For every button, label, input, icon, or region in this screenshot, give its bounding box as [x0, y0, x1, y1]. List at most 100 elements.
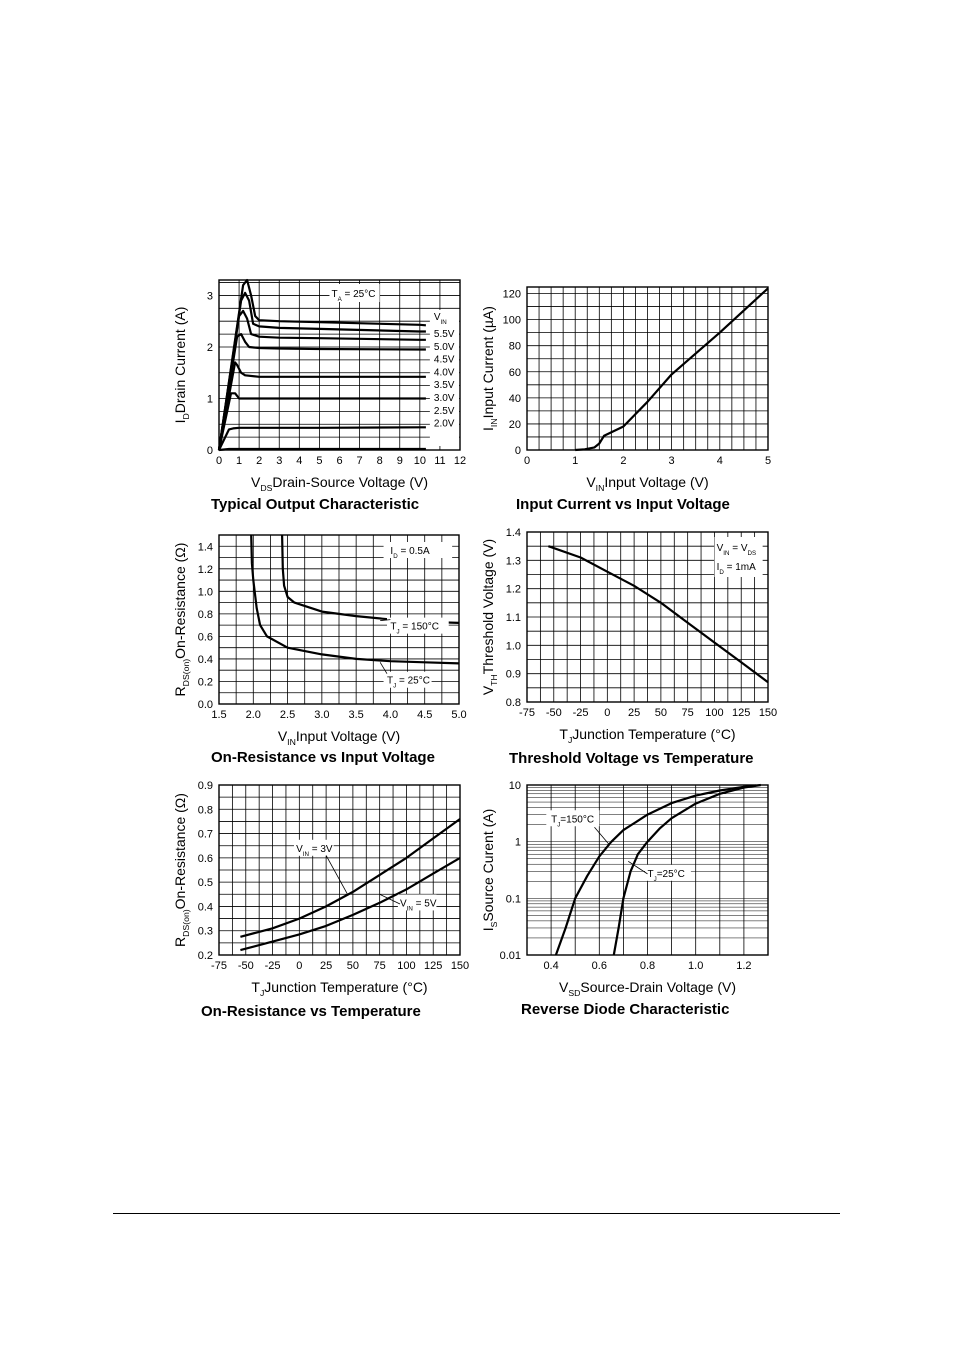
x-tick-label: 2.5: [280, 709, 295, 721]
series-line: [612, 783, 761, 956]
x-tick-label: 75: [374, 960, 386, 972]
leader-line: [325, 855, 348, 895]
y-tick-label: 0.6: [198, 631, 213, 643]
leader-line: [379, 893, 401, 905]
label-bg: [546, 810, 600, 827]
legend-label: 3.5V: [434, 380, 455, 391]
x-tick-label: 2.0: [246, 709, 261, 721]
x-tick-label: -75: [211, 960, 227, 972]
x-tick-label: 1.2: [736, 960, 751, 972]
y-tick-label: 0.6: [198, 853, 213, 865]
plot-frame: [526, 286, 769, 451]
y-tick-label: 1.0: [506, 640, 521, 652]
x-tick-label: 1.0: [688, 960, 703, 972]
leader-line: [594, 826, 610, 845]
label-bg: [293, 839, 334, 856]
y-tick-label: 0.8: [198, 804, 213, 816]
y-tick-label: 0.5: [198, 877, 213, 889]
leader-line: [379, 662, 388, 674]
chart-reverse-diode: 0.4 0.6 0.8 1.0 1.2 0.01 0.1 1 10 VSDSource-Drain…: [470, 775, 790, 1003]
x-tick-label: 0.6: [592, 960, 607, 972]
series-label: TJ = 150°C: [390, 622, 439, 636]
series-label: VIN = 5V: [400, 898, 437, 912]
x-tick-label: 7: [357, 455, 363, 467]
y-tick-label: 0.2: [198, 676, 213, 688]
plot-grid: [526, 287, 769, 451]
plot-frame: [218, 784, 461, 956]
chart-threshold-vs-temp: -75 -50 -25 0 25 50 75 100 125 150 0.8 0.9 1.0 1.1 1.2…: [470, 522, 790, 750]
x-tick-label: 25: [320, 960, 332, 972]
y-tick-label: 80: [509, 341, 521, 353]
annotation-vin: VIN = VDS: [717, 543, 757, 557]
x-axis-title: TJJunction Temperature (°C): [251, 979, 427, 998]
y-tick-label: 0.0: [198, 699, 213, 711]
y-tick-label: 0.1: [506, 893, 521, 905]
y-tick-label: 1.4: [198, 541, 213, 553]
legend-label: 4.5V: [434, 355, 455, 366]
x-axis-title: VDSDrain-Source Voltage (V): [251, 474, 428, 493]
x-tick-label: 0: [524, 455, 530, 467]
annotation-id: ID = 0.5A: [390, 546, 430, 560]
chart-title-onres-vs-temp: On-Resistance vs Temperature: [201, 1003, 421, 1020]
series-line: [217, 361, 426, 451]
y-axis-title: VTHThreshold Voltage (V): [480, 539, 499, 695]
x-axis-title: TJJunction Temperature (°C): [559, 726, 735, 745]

(Given task)
Write out every line of the entries above exactly as they appear, omitting the pictures.

(Result of the exercise)
For every button, label, input, icon, or region in this screenshot, give its bounding box as [x0, y0, x1, y1]. List at most 100 elements.
x-tick-label: 2.5: [280, 709, 295, 721]
series-line: [612, 783, 761, 956]
x-tick-label: 75: [374, 960, 386, 972]
leader-line: [325, 855, 348, 895]
y-tick-label: 0.6: [198, 631, 213, 643]
leader-line: [379, 893, 401, 905]
label-bg: [546, 810, 600, 827]
legend-label: 3.5V: [434, 380, 455, 391]
x-tick-label: 2.0: [246, 709, 261, 721]
x-tick-label: -75: [211, 960, 227, 972]
x-tick-label: 1.2: [736, 960, 751, 972]
y-tick-label: 0.6: [198, 853, 213, 865]
plot-frame: [526, 286, 769, 451]
y-tick-label: 1.0: [506, 640, 521, 652]
x-tick-label: 1.0: [688, 960, 703, 972]
leader-line: [594, 826, 610, 845]
label-bg: [293, 839, 334, 856]
y-tick-label: 0.8: [198, 804, 213, 816]
y-tick-label: 0.5: [198, 877, 213, 889]
leader-line: [379, 662, 388, 674]
chart-reverse-diode: 0.4 0.6 0.8 1.0 1.2 0.01 0.1 1 10 VSDSource-Drain…: [470, 775, 790, 1003]
x-tick-label: 0.6: [592, 960, 607, 972]
series-label: TJ = 150°C: [390, 622, 439, 636]
series-label: VIN = 5V: [400, 898, 437, 912]
x-tick-label: 7: [357, 455, 363, 467]
y-tick-label: 0.2: [198, 676, 213, 688]
plot-grid: [526, 287, 769, 451]
plot-frame: [218, 784, 461, 956]
chart-threshold-vs-temp: -75 -50 -25 0 25 50 75 100 125 150 0.8 0.9 1.0 1.1 1.2…: [470, 522, 790, 750]
x-tick-label: 25: [320, 960, 332, 972]
y-tick-label: 80: [509, 341, 521, 353]
annotation-vin: VIN = VDS: [717, 543, 757, 557]
x-axis-title: TJJunction Temperature (°C): [251, 979, 427, 998]
y-tick-label: 0.0: [198, 699, 213, 711]
y-tick-label: 0.1: [506, 893, 521, 905]
y-tick-label: 1.4: [198, 541, 213, 553]
legend-label: 4.5V: [434, 355, 455, 366]
x-axis-title: VDSDrain-Source Voltage (V): [251, 474, 428, 493]
x-tick-label: 0: [524, 455, 530, 467]
annotation-id: ID = 0.5A: [390, 546, 430, 560]
chart-title-onres-vs-temp: On-Resistance vs Temperature: [201, 1003, 421, 1020]
series-line: [217, 361, 426, 451]
y-axis-title: VTHThreshold Voltage (V): [480, 539, 499, 695]
x-axis-title: TJJunction Temperature (°C): [559, 726, 735, 745]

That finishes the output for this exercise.